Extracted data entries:
---

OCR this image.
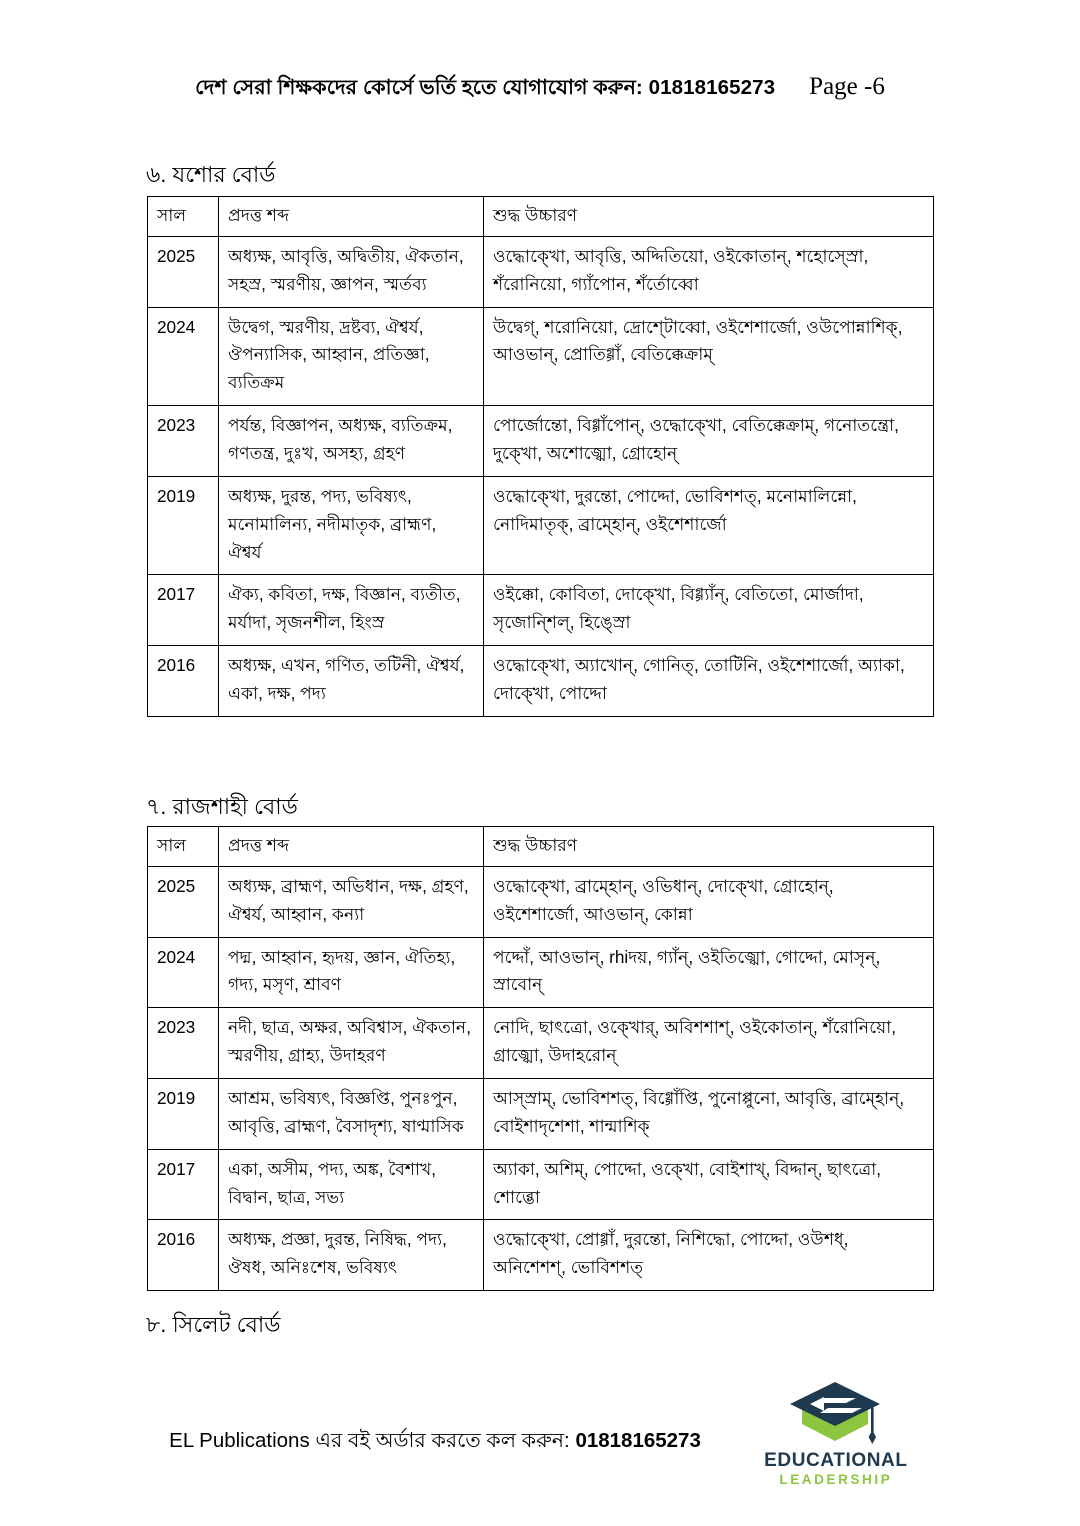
দেশ সেরা শিক্ষকদের কোর্সে ভর্তি হতে যোগাযোগ করুন: 01818165273 Page -6
৬. যশোর বোর্ড
সাল	প্রদত্ত শব্দ	শুদ্ধ উচ্চারণ
2025	অধ্যক্ষ, আবৃত্তি, অদ্বিতীয়, ঐকতান, সহস্র, স্মরণীয়, জ্ঞাপন, স্মর্তব্য	ওদ্ধোক্খো, আবৃত্তি, অদ্দিতিয়ো, ওইকোতান্, শহোস্স্রো, শঁরোনিয়ো, গ্যাঁপোন, শঁর্তোব্বো
2024	উদ্বেগ, স্মরণীয়, দ্রষ্টব্য, ঐশ্বর্য, ঔপন্যাসিক, আহ্বান, প্রতিজ্ঞা, ব্যতিক্রম	উদ্বেগ্, শরোনিয়ো, দ্রোশ্টোব্বো, ওইশেশার্জো, ওউপোন্নাশিক্, আওভান্, প্রোতিগ্গাঁ, বেতিক্কেক্রাম্
2023	পর্যন্ত, বিজ্ঞাপন, অধ্যক্ষ, ব্যতিক্রম, গণতন্ত্র, দুঃখ, অসহ্য, গ্রহণ	পোর্জোন্তো, বিগ্গাঁপোন্, ওদ্ধোক্খো, বেতিক্কেক্রাম্, গনোতন্ত্রো, দুক্খো, অশোজ্ঝো, গ্রোহোন্
2019	অধ্যক্ষ, দুরন্ত, পদ্য, ভবিষ্যৎ, মনোমালিন্য, নদীমাতৃক, ব্রাহ্মণ, ঐশ্বর্য	ওদ্ধোক্খো, দুরন্তো, পোদ্দো, ভোবিশশত্, মনোমালিন্নো, নোদিমাতৃক্, ব্রাম্হোন্, ওইশেশার্জো
2017	ঐক্য, কবিতা, দক্ষ, বিজ্ঞান, ব্যতীত, মর্যাদা, সৃজনশীল, হিংস্র	ওইক্কো, কোবিতা, দোক্খো, বিগ্গ্যাঁন্, বেতিতো, মোর্জাদা, সৃজোন্শিল্, হিঙ্স্রো
2016	অধ্যক্ষ, এখন, গণিত, তটিনী, ঐশ্বর্য, একা, দক্ষ, পদ্য	ওদ্ধোক্খো, অ্যাখোন্, গোনিত্, তোটিনি, ওইশেশার্জো, অ্যাকা, দোক্খো, পোদ্দো
৭. রাজশাহী বোর্ড
সাল	প্রদত্ত শব্দ	শুদ্ধ উচ্চারণ
2025	অধ্যক্ষ, ব্রাহ্মণ, অভিধান, দক্ষ, গ্রহণ, ঐশ্বর্য, আহ্বান, কন্যা	ওদ্ধোক্খো, ব্রাম্হোন্, ওভিধান্, দোক্খো, গ্রোহোন্, ওইশেশার্জো, আওভান্, কোন্না
2024	পদ্ম, আহ্বান, হৃদয়, জ্ঞান, ঐতিহ্য, গদ্য, মসৃণ, শ্রাবণ	পদ্দোঁ, আওভান্, rhiদয়, গ্যাঁন্, ওইতিজ্ঝো, গোদ্দো, মোসৃন্, স্রাবোন্
2023	নদী, ছাত্র, অক্ষর, অবিশ্বাস, ঐকতান, স্মরণীয়, গ্রাহ্য, উদাহরণ	নোদি, ছাৎত্রো, ওক্খোর্, অবিশশাশ্, ওইকোতান্, শঁরোনিয়ো, গ্রাজ্ঝো, উদাহরোন্
2019	আশ্রম, ভবিষ্যৎ, বিজ্ঞপ্তি, পুনঃপুন, আবৃত্তি, ব্রাহ্মণ, বৈসাদৃশ্য, ষাণ্মাসিক	আস্স্রাম্, ভোবিশশত্, বিগ্গোঁপ্তি, পুনোপ্পুনো, আবৃত্তি, ব্রাম্হোন্, বোইশাদৃশেশা, শান্মাশিক্
2017	একা, অসীম, পদ্য, অঙ্ক, বৈশাখ, বিদ্বান, ছাত্র, সভ্য	অ্যাকা, অশিম্, পোদ্দো, ওক্খো, বোইশাখ্, বিদ্দান্, ছাৎত্রো, শোব্ভো
2016	অধ্যক্ষ, প্রজ্ঞা, দুরন্ত, নিষিদ্ধ, পদ্য, ঔষধ, অনিঃশেষ, ভবিষ্যৎ	ওদ্ধোক্খো, প্রোগ্গাঁ, দুরন্তো, নিশিদ্ধো, পোদ্দো, ওউশধ্, অনিশেশশ্, ভোবিশশত্
৮. সিলেট বোর্ড
EL Publications এর বই অর্ডার করতে কল করুন: 01818165273
EDUCATIONAL
LEADERSHIP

---

**YOUR OBJECTIVE**
Images must not appear in the copy; reproduce everything else in the records verbatim.

**FINISHED TASK**
OCR this image.
দেশ সেরা শিক্ষকদের কোর্সে ভর্তি হতে যোগাযোগ করুন: 01818165273 Page -6
৬. যশোর বোর্ড
সাল	প্রদত্ত শব্দ	শুদ্ধ উচ্চারণ
2025	অধ্যক্ষ, আবৃত্তি, অদ্বিতীয়, ঐকতান, সহস্র, স্মরণীয়, জ্ঞাপন, স্মর্তব্য	ওদ্ধোক্খো, আবৃত্তি, অদ্দিতিয়ো, ওইকোতান্, শহোস্স্রো, শঁরোনিয়ো, গ্যাঁপোন, শঁর্তোব্বো
2024	উদ্বেগ, স্মরণীয়, দ্রষ্টব্য, ঐশ্বর্য, ঔপন্যাসিক, আহ্বান, প্রতিজ্ঞা, ব্যতিক্রম	উদ্বেগ্, শরোনিয়ো, দ্রোশ্টোব্বো, ওইশেশার্জো, ওউপোন্নাশিক্, আওভান্, প্রোতিগ্গাঁ, বেতিক্কেক্রাম্
2023	পর্যন্ত, বিজ্ঞাপন, অধ্যক্ষ, ব্যতিক্রম, গণতন্ত্র, দুঃখ, অসহ্য, গ্রহণ	পোর্জোন্তো, বিগ্গাঁপোন্, ওদ্ধোক্খো, বেতিক্কেক্রাম্, গনোতন্ত্রো, দুক্খো, অশোজ্ঝো, গ্রোহোন্
2019	অধ্যক্ষ, দুরন্ত, পদ্য, ভবিষ্যৎ, মনোমালিন্য, নদীমাতৃক, ব্রাহ্মণ, ঐশ্বর্য	ওদ্ধোক্খো, দুরন্তো, পোদ্দো, ভোবিশশত্, মনোমালিন্নো, নোদিমাতৃক্, ব্রাম্হোন্, ওইশেশার্জো
2017	ঐক্য, কবিতা, দক্ষ, বিজ্ঞান, ব্যতীত, মর্যাদা, সৃজনশীল, হিংস্র	ওইক্কো, কোবিতা, দোক্খো, বিগ্গ্যাঁন্, বেতিতো, মোর্জাদা, সৃজোন্শিল্, হিঙ্স্রো
2016	অধ্যক্ষ, এখন, গণিত, তটিনী, ঐশ্বর্য, একা, দক্ষ, পদ্য	ওদ্ধোক্খো, অ্যাখোন্, গোনিত্, তোটিনি, ওইশেশার্জো, অ্যাকা, দোক্খো, পোদ্দো
৭. রাজশাহী বোর্ড
সাল	প্রদত্ত শব্দ	শুদ্ধ উচ্চারণ
2025	অধ্যক্ষ, ব্রাহ্মণ, অভিধান, দক্ষ, গ্রহণ, ঐশ্বর্য, আহ্বান, কন্যা	ওদ্ধোক্খো, ব্রাম্হোন্, ওভিধান্, দোক্খো, গ্রোহোন্, ওইশেশার্জো, আওভান্, কোন্না
2024	পদ্ম, আহ্বান, হৃদয়, জ্ঞান, ঐতিহ্য, গদ্য, মসৃণ, শ্রাবণ	পদ্দোঁ, আওভান্, rhiদয়, গ্যাঁন্, ওইতিজ্ঝো, গোদ্দো, মোসৃন্, স্রাবোন্
2023	নদী, ছাত্র, অক্ষর, অবিশ্বাস, ঐকতান, স্মরণীয়, গ্রাহ্য, উদাহরণ	নোদি, ছাৎত্রো, ওক্খোর্, অবিশশাশ্, ওইকোতান্, শঁরোনিয়ো, গ্রাজ্ঝো, উদাহরোন্
2019	আশ্রম, ভবিষ্যৎ, বিজ্ঞপ্তি, পুনঃপুন, আবৃত্তি, ব্রাহ্মণ, বৈসাদৃশ্য, ষাণ্মাসিক	আস্স্রাম্, ভোবিশশত্, বিগ্গোঁপ্তি, পুনোপ্পুনো, আবৃত্তি, ব্রাম্হোন্, বোইশাদৃশেশা, শান্মাশিক্
2017	একা, অসীম, পদ্য, অঙ্ক, বৈশাখ, বিদ্বান, ছাত্র, সভ্য	অ্যাকা, অশিম্, পোদ্দো, ওক্খো, বোইশাখ্, বিদ্দান্, ছাৎত্রো, শোব্ভো
2016	অধ্যক্ষ, প্রজ্ঞা, দুরন্ত, নিষিদ্ধ, পদ্য, ঔষধ, অনিঃশেষ, ভবিষ্যৎ	ওদ্ধোক্খো, প্রোগ্গাঁ, দুরন্তো, নিশিদ্ধো, পোদ্দো, ওউশধ্, অনিশেশশ্, ভোবিশশত্
৮. সিলেট বোর্ড
EL Publications এর বই অর্ডার করতে কল করুন: 01818165273
EDUCATIONAL
LEADERSHIP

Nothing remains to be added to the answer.